Por otra parte se iba a tener frente a frente, toda la maquinaria oficial del régimen de la Revolución imperante que acaudillaba el Gral. Plutarco Elías Calles y que respaldaba la Masonería y el satanismo de todos los países del mundo: soldados de línea, empleados de gobierno, aduladores del tirano, servidores incondicionales y ejércitos de agraristas azuzados contra la Iglesia y dotados de armas y parque. Además, esta maquinaria de la Revolución impía contaba con el apoyo de la fuerza material más grande de la tierra: Los Estados Unidos de Norteamérica. Eran el pastorcillo David -de que nos habla la Historia Sagrada-, con su honda y sus cinco piedras lisas del arroyo, frente al gigante Goliat, provisto de excelentes armas ofensivas y defensivas y adiestrado en los combates desde su niñez. Y, al igual que en aquellos tiempos del Antiguo Testamento, también ahora los cristeros podían decir como David, cuando se enfrentó a Goliat:

Tu vienes a mí con espada, lanza y escudo, con coraza y yelmo; pero yo vengo en el nombre del Dios de los Ejércitos.

Y muy pronto el humanamente invencible Goliat se arrojaría con furia infernal sobre el casi indefenso David, intentando exterminarlo al primer golpe. Los masones de Colima, en su periódico El Liberal, cuando supieron quiénes eran los combatientes y cuál el equipo cristero, formaron alharaca de burla, diciendo que era tan sólo un grupo de fanáticos estúpidos, de muchachos indefensos y cuyo parque no les ajustaría para un combate de un cuarto de hora.

Y Plutarco Elías Calles y con él toda la Masonería de México, rio con carcajada burlesca soñando en exterminar en unos cuantos días a todos los insurrectos y, con ese motivo, destrozar, encarcelar y matar sacerdotes y religiosos y destruir para siempre la fe católica de México.

TIO CARMEN Y TIA NACHA

Principiaba la segunda quincena del mes de enero de 1927. De todas las rancherías de los volcanes se acudía a Caucentla, en donde se había instalado lo que los cristeros llamaban su cuartel general, para recibir instrucciones directas de los labios de Dionisio Eduardo Ochoa.

Lo que servía de cuartel a Dionisio Eduardo y a los muchachos que con él habían salido de Calima para iniciar la Epopeya Cristera, era una pobre ramada, construída en la parte alta de la ranchería de Caucentla, cerca de unas casitas humildes, en un grande campo en donde abundaba la salvia -planta silvestre que crecía en aquellos lugares-, propiedad de un virtuoso matrimonio, rancheros del lugar, incultos si se quiere, desde el punto. de vista humano; pero llenos de fe y de bondad excepcionales que los constituyeron, no sólo en protectores, sino casi en padres heroicos de los muchachos colimenses organizadores de la Cruzada. Todos los rancheros de la región los veían con cariño y con respeto, casi como a patriarcas; a él le llamaban el tío Carmen y a ella la tía Nacha. Sus hijos, niños verdaderos en aquellos días, en su papel de niños, fueron también grandes y valientes: como manda de ritos, como correos, como vigías, sirvieron a las mil maravillas.

(ELEMENTOS):

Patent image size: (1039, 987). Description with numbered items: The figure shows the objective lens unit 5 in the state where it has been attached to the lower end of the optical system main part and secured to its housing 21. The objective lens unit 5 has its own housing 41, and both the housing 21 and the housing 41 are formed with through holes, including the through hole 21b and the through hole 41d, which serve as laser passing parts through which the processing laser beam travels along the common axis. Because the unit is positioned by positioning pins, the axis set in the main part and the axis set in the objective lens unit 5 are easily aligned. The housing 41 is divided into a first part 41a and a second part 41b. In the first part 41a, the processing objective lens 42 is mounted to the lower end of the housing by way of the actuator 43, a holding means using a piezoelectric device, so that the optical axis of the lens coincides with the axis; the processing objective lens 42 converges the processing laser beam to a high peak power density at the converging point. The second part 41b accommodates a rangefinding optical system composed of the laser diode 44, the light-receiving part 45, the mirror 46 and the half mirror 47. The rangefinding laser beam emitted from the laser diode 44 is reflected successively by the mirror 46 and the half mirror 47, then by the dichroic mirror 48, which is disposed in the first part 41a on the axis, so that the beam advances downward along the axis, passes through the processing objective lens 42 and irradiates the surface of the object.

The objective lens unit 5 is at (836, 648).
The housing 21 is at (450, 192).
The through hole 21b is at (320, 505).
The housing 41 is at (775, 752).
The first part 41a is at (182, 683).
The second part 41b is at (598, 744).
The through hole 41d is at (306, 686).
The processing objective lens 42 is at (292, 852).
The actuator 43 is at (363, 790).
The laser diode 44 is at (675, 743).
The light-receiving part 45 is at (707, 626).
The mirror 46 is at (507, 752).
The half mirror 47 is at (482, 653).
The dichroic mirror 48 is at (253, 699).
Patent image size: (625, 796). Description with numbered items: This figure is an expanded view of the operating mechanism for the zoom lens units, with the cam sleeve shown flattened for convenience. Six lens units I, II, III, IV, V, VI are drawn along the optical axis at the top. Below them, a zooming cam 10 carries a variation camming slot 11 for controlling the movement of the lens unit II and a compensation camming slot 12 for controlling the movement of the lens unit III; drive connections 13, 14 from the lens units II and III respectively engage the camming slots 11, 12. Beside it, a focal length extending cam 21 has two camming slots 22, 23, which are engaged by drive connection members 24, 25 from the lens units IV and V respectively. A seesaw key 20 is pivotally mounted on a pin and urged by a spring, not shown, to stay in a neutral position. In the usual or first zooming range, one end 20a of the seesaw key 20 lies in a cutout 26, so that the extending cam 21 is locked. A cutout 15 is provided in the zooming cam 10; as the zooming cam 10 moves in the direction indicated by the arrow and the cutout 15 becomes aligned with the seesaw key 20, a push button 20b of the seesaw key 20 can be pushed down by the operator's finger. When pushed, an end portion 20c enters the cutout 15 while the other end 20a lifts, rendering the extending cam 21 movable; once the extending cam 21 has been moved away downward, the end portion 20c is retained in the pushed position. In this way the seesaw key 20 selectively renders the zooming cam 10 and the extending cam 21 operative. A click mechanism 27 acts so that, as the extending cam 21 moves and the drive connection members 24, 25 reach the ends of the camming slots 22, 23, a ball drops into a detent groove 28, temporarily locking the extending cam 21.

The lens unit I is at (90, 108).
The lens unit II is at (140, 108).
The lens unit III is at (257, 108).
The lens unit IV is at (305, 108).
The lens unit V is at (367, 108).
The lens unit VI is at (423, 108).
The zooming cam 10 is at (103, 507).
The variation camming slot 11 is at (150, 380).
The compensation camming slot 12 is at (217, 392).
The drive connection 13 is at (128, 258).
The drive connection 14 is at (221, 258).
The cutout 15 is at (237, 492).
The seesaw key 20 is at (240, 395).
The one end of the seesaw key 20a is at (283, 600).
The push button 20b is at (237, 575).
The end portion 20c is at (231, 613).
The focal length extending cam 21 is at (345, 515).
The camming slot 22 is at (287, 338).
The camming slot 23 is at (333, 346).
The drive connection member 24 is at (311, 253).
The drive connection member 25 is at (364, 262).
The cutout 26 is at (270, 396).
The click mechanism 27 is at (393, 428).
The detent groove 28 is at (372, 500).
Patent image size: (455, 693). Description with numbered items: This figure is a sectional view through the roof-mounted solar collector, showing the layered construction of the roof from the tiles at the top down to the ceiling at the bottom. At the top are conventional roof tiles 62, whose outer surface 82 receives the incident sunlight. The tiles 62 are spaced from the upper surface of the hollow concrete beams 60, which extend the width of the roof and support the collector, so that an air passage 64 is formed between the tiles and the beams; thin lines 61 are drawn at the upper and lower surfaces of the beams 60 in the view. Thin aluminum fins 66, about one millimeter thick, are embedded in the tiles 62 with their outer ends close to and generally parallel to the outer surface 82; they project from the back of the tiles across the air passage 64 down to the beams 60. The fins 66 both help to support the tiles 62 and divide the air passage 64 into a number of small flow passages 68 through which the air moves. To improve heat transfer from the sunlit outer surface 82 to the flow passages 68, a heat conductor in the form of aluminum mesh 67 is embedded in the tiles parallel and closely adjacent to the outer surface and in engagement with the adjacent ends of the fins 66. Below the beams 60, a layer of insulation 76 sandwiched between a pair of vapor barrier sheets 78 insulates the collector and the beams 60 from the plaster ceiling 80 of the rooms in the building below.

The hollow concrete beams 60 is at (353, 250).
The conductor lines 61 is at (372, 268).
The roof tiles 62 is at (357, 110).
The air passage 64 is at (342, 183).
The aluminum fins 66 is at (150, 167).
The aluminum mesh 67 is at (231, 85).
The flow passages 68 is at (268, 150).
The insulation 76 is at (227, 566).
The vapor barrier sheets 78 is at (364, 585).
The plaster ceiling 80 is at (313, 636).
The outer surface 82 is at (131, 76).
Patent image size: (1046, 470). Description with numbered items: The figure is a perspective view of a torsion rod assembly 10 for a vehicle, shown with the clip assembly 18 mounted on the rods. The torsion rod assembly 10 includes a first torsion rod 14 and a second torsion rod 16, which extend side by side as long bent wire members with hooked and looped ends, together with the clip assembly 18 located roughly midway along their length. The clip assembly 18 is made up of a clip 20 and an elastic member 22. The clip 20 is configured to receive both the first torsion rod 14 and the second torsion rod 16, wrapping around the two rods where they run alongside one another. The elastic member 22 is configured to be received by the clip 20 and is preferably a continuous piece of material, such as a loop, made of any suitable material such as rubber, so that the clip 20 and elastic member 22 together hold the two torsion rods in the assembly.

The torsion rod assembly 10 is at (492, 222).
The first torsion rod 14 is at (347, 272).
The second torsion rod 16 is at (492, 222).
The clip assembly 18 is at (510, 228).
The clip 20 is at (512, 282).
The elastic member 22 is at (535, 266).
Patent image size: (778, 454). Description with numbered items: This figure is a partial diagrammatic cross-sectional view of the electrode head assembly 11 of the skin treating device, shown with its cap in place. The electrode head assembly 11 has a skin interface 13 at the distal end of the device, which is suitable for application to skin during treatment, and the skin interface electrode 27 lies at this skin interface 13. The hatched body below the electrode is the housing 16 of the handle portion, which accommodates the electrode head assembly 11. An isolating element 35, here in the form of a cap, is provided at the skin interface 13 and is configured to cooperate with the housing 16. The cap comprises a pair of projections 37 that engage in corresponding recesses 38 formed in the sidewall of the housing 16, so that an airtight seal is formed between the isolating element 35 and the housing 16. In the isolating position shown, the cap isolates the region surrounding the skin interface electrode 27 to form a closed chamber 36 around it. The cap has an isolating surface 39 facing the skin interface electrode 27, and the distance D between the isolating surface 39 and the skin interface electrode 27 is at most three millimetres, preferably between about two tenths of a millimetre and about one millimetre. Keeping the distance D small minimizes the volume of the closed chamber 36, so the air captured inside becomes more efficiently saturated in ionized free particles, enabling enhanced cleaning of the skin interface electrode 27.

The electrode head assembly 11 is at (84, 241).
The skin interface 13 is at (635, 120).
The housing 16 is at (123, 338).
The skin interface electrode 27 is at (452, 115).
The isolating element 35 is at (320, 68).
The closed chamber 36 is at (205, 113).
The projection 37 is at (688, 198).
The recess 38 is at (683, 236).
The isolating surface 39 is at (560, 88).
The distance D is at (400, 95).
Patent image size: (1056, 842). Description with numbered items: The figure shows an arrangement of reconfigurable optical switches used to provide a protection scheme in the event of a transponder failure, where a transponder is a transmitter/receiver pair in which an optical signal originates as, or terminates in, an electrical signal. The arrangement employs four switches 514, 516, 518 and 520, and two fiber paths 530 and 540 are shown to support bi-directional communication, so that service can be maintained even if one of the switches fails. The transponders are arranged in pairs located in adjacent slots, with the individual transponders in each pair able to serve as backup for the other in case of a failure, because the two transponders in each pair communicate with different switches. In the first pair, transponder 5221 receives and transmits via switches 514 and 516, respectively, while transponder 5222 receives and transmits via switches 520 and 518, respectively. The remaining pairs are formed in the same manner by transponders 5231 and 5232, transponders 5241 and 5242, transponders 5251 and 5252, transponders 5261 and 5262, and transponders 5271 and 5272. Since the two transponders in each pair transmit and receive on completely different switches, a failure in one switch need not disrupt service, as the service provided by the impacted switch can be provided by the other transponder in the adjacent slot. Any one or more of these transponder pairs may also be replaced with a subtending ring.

(QUÉ SE NECESITA):
Por favor, resume en dos oraciones el artículo sobre los cristeros.

(TAREA RESUELTA):
Los cristeros, comparados con David frente a Goliat, se enfrentaban a la maquinaria oficial del régimen de Plutarco Elías Calles, respaldada por la Masonería y apoyada por los Estados Unidos, mientras los masones de Colima se burlaban de ellos en El Liberal y Calles soñaba con exterminarlos en unos cuantos días. En la segunda quincena de enero de 1927, los rancheros acudían a Caucentla, donde Dionisio Eduardo Ochoa tenía su cuartel general en una pobre ramada en terrenos del tío Carmen y la tía Nacha, un matrimonio de fe y bondad excepcionales que protegió a los muchachos colimenses y cuyos hijos sirvieron como correos y vigías.